→ Exercise materials:

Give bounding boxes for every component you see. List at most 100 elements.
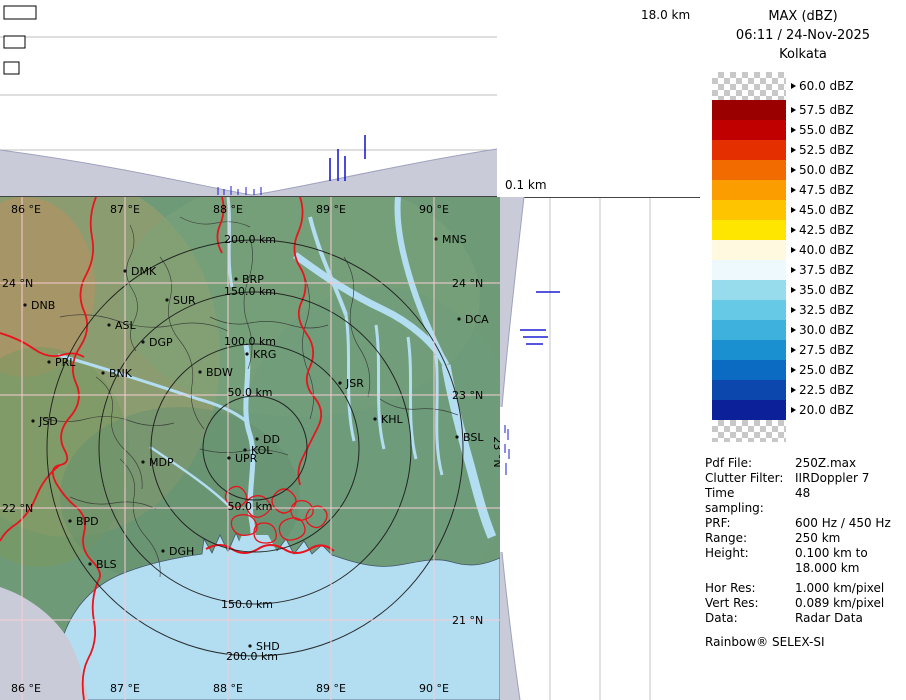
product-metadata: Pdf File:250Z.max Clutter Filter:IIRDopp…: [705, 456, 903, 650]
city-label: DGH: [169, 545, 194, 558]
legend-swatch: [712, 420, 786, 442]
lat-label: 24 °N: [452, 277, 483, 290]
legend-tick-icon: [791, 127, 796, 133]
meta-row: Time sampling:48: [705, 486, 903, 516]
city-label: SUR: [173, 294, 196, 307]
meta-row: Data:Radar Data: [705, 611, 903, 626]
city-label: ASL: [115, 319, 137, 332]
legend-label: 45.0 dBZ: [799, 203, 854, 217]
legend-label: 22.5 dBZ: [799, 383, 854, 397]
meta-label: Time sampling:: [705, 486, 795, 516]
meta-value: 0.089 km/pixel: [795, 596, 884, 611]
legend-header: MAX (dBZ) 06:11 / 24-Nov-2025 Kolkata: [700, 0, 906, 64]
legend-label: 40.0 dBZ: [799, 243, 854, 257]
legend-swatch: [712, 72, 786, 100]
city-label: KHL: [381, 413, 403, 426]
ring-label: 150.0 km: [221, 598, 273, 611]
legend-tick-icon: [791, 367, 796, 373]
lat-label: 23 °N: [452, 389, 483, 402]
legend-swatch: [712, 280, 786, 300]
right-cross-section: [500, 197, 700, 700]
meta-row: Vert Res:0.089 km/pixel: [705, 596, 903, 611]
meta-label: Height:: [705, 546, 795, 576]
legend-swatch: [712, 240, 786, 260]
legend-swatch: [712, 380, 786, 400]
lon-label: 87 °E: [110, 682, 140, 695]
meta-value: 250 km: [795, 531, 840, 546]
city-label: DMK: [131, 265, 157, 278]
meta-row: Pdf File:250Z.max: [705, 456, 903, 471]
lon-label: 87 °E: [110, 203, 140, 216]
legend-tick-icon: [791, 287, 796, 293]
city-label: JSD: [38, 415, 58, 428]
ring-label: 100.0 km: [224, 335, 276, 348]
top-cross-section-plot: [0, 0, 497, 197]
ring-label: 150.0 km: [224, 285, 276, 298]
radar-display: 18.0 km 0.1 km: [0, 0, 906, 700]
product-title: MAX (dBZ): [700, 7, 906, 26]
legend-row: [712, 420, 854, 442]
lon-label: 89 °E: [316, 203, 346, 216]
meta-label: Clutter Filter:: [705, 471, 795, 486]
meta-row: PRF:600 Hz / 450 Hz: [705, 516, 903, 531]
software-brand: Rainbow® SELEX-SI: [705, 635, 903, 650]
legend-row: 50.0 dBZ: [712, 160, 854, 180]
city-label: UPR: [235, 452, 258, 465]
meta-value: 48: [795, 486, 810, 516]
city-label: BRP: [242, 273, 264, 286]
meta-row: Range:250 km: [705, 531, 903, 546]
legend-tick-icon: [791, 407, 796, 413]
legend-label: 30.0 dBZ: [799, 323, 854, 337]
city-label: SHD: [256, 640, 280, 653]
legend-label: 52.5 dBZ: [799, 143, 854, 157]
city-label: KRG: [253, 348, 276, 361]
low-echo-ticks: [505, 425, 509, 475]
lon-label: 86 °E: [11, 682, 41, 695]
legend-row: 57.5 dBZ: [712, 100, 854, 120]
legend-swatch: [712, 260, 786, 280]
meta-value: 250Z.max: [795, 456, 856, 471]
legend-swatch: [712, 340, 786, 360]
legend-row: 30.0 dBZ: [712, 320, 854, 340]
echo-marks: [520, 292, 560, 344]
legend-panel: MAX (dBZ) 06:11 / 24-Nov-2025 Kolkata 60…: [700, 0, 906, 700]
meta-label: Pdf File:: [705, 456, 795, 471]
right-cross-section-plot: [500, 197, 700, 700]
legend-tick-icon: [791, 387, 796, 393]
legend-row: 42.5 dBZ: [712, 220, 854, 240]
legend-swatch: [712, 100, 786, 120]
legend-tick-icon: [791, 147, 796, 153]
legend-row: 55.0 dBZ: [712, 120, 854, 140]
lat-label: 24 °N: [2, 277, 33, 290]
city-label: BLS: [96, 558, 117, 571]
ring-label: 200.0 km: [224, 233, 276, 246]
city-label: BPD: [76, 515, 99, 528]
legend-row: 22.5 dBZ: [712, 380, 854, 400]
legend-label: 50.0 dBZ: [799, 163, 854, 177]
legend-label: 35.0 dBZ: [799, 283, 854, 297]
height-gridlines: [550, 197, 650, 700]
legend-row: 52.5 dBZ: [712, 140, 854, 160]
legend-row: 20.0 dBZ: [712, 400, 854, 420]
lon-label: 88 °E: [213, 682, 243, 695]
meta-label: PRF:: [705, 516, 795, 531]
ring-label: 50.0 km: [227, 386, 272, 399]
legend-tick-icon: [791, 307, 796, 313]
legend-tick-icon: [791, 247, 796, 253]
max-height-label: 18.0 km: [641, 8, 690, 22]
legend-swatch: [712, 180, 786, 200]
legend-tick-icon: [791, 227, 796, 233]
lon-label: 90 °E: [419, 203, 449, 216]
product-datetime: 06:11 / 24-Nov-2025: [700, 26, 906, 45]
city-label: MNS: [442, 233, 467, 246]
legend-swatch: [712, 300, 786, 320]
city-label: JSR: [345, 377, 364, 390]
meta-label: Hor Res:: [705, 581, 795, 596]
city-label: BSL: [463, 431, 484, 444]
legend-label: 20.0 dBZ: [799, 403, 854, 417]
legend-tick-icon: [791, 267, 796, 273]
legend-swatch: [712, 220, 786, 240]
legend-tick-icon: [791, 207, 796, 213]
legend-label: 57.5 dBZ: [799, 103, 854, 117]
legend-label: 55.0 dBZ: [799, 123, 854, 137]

---

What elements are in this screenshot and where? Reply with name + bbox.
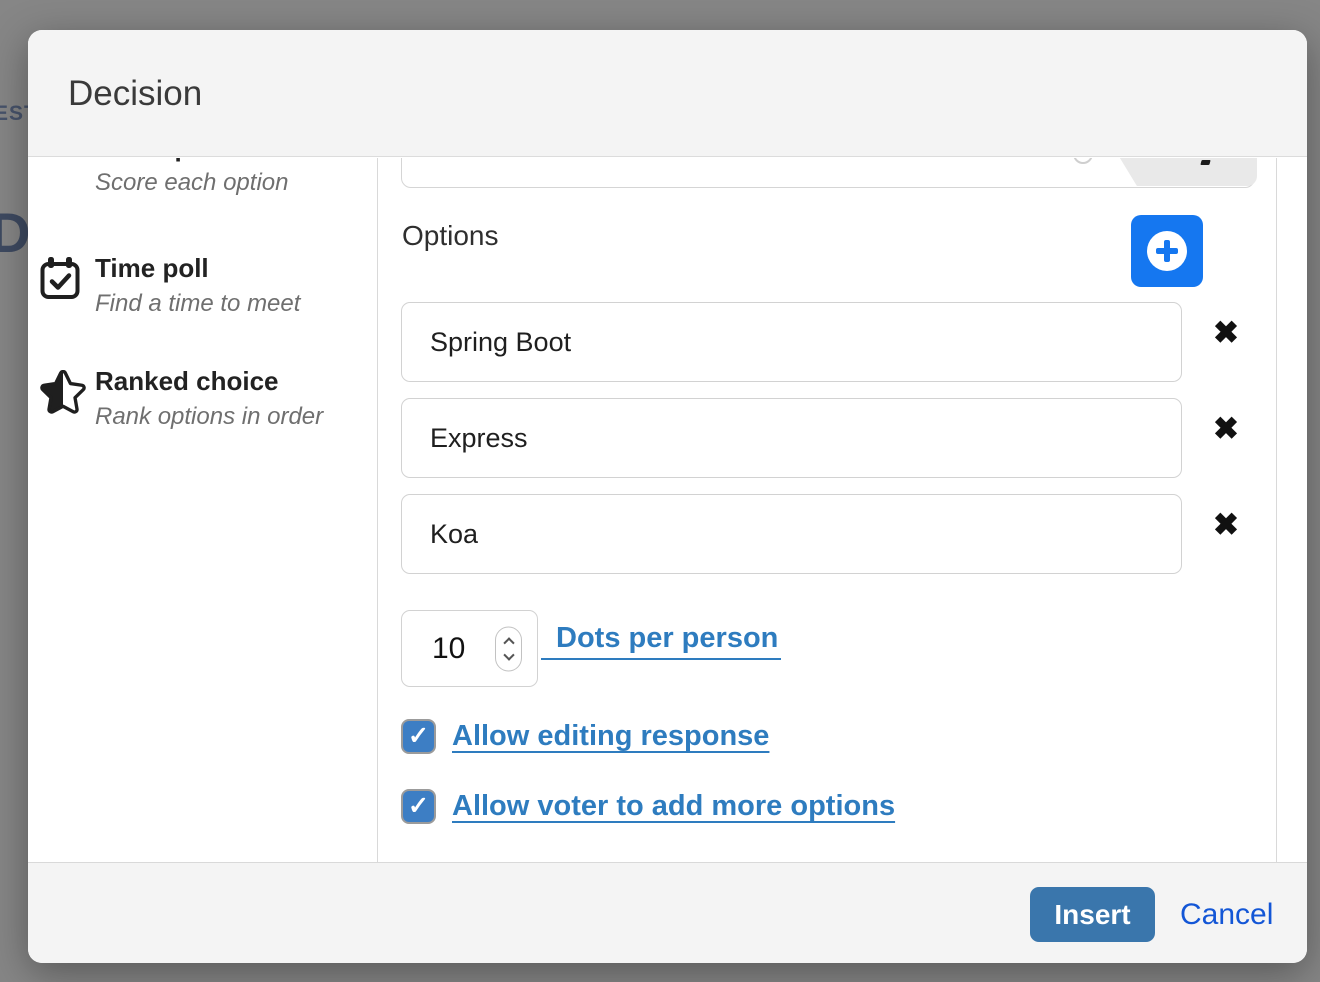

→ What the task asks: Render the records as a Markdown table with the columns Row and Line, starting at the line that contains "Give bounding boxes" and ending at the line that contains "lat-label: 24 °N: [452, 277, 483, 290]", with both of those lines included. Skip blank lines and leave the pictures out of the answer.

→ In response:
| Row | Line |
|---|---|
| 1 | Give bounding boxes for every component you see. List at most 100 elements. |
| 2 | product-metadata: Pdf File:250Z.max Clutter Filter:IIRDopp…: [705, 456, 903, 650] |
| 3 | city-label: DGH: [169, 545, 194, 558] |
| 4 | legend-swatch: [712, 420, 786, 442] |
| 5 | lat-label: 24 °N: [452, 277, 483, 290] |